PROBLEM
Print the full listing exactly.

GIVEN INFORMATION
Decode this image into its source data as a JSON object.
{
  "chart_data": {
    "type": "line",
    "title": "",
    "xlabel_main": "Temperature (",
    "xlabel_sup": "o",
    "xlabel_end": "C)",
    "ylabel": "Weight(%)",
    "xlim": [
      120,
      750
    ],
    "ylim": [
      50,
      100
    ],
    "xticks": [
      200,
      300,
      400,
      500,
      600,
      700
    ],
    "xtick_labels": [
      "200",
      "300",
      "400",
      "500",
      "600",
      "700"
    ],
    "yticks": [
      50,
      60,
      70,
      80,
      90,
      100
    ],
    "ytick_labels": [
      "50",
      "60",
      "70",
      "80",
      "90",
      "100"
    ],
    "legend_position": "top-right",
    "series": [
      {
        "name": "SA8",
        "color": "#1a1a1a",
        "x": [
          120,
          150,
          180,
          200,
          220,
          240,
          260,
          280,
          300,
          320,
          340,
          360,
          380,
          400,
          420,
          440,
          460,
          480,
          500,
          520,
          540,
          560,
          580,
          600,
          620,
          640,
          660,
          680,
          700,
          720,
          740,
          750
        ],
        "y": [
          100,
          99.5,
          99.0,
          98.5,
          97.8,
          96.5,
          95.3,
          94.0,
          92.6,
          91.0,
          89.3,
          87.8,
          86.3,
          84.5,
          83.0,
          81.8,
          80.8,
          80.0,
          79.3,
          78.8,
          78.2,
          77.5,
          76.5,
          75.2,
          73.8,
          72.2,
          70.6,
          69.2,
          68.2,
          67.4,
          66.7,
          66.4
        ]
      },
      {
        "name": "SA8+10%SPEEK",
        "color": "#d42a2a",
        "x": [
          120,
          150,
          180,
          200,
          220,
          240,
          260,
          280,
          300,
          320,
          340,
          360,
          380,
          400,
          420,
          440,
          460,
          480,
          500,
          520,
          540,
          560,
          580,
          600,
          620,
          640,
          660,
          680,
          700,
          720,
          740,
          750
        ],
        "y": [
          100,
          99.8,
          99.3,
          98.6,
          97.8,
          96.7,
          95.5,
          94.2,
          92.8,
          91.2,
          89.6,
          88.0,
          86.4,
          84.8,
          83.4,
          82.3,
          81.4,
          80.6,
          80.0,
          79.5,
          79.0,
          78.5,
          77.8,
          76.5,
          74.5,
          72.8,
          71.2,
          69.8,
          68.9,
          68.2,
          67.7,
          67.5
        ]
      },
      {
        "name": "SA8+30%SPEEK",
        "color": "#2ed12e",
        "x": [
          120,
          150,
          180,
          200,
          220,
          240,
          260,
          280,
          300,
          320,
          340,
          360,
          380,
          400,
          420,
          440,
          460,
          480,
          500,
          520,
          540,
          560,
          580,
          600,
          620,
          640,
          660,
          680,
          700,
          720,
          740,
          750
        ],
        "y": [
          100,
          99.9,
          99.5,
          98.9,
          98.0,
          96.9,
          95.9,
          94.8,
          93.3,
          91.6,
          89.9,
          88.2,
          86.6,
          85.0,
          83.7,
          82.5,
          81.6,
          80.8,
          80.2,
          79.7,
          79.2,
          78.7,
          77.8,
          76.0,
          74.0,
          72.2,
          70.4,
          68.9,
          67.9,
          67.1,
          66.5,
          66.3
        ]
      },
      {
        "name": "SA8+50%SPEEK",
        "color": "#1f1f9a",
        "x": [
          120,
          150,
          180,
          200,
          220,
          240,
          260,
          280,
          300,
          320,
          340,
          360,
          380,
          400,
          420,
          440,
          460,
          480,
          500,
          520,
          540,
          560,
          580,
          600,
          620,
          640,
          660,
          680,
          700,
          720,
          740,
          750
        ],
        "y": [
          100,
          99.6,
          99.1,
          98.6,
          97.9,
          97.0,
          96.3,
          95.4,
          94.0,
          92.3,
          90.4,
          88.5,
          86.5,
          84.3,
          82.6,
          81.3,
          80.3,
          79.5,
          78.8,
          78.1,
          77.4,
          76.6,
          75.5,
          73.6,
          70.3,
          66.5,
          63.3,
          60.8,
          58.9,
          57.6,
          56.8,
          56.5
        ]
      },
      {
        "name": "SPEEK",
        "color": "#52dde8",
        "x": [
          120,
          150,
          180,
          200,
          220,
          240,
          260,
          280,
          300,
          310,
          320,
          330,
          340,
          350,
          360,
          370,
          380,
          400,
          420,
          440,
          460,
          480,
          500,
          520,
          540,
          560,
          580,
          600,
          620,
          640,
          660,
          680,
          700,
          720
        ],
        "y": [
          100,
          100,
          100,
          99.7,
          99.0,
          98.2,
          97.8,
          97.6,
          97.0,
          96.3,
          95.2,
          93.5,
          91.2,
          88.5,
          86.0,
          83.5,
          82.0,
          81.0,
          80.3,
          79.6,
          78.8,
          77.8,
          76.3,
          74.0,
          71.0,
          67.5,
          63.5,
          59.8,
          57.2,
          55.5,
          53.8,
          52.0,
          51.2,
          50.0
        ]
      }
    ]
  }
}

CORRECT ANSWER
Decode this image into its source data as a JSON object.
{
  "chart_data": {
    "type": "line",
    "title": "",
    "xlabel_main": "Temperature (",
    "xlabel_sup": "o",
    "xlabel_end": "C)",
    "ylabel": "Weight(%)",
    "xlim": [
      120,
      750
    ],
    "ylim": [
      50,
      100
    ],
    "xticks": [
      200,
      300,
      400,
      500,
      600,
      700
    ],
    "xtick_labels": [
      "200",
      "300",
      "400",
      "500",
      "600",
      "700"
    ],
    "yticks": [
      50,
      60,
      70,
      80,
      90,
      100
    ],
    "ytick_labels": [
      "50",
      "60",
      "70",
      "80",
      "90",
      "100"
    ],
    "legend_position": "top-right",
    "series": [
      {
        "name": "SA8",
        "color": "#1a1a1a",
        "x": [
          120,
          150,
          180,
          200,
          220,
          240,
          260,
          280,
          300,
          320,
          340,
          360,
          380,
          400,
          420,
          440,
          460,
          480,
          500,
          520,
          540,
          560,
          580,
          600,
          620,
          640,
          660,
          680,
          700,
          720,
          740,
          750
        ],
        "y": [
          100,
          99.5,
          99.0,
          98.5,
          97.8,
          96.5,
          95.3,
          94.0,
          92.6,
          91.0,
          89.3,
          87.8,
          86.3,
          84.5,
          83.0,
          81.8,
          80.8,
          80.0,
          79.3,
          78.8,
          78.2,
          77.5,
          76.5,
          75.2,
          73.8,
          72.2,
          70.6,
          69.2,
          68.2,
          67.4,
          66.7,
          66.4
        ]
      },
      {
        "name": "SA8+10%SPEEK",
        "color": "#d42a2a",
        "x": [
          120,
          150,
          180,
          200,
          220,
          240,
          260,
          280,
          300,
          320,
          340,
          360,
          380,
          400,
          420,
          440,
          460,
          480,
          500,
          520,
          540,
          560,
          580,
          600,
          620,
          640,
          660,
          680,
          700,
          720,
          740,
          750
        ],
        "y": [
          100,
          99.8,
          99.3,
          98.6,
          97.8,
          96.7,
          95.5,
          94.2,
          92.8,
          91.2,
          89.6,
          88.0,
          86.4,
          84.8,
          83.4,
          82.3,
          81.4,
          80.6,
          80.0,
          79.5,
          79.0,
          78.5,
          77.8,
          76.5,
          74.5,
          72.8,
          71.2,
          69.8,
          68.9,
          68.2,
          67.7,
          67.5
        ]
      },
      {
        "name": "SA8+30%SPEEK",
        "color": "#2ed12e",
        "x": [
          120,
          150,
          180,
          200,
          220,
          240,
          260,
          280,
          300,
          320,
          340,
          360,
          380,
          400,
          420,
          440,
          460,
          480,
          500,
          520,
          540,
          560,
          580,
          600,
          620,
          640,
          660,
          680,
          700,
          720,
          740,
          750
        ],
        "y": [
          100,
          99.9,
          99.5,
          98.9,
          98.0,
          96.9,
          95.9,
          94.8,
          93.3,
          91.6,
          89.9,
          88.2,
          86.6,
          85.0,
          83.7,
          82.5,
          81.6,
          80.8,
          80.2,
          79.7,
          79.2,
          78.7,
          77.8,
          76.0,
          74.0,
          72.2,
          70.4,
          68.9,
          67.9,
          67.1,
          66.5,
          66.3
        ]
      },
      {
        "name": "SA8+50%SPEEK",
        "color": "#1f1f9a",
        "x": [
          120,
          150,
          180,
          200,
          220,
          240,
          260,
          280,
          300,
          320,
          340,
          360,
          380,
          400,
          420,
          440,
          460,
          480,
          500,
          520,
          540,
          560,
          580,
          600,
          620,
          640,
          660,
          680,
          700,
          720,
          740,
          750
        ],
        "y": [
          100,
          99.6,
          99.1,
          98.6,
          97.9,
          97.0,
          96.3,
          95.4,
          94.0,
          92.3,
          90.4,
          88.5,
          86.5,
          84.3,
          82.6,
          81.3,
          80.3,
          79.5,
          78.8,
          78.1,
          77.4,
          76.6,
          75.5,
          73.6,
          70.3,
          66.5,
          63.3,
          60.8,
          58.9,
          57.6,
          56.8,
          56.5
        ]
      },
      {
        "name": "SPEEK",
        "color": "#52dde8",
        "x": [
          120,
          150,
          180,
          200,
          220,
          240,
          260,
          280,
          300,
          310,
          320,
          330,
          340,
          350,
          360,
          370,
          380,
          400,
          420,
          440,
          460,
          480,
          500,
          520,
          540,
          560,
          580,
          600,
          620,
          640,
          660,
          680,
          700,
          720
        ],
        "y": [
          100,
          100,
          100,
          99.7,
          99.0,
          98.2,
          97.8,
          97.6,
          97.0,
          96.3,
          95.2,
          93.5,
          91.2,
          88.5,
          86.0,
          83.5,
          82.0,
          81.0,
          80.3,
          79.6,
          78.8,
          77.8,
          76.3,
          74.0,
          71.0,
          67.5,
          63.5,
          59.8,
          57.2,
          55.5,
          53.8,
          52.0,
          51.2,
          50.0
        ]
      }
    ]
  }
}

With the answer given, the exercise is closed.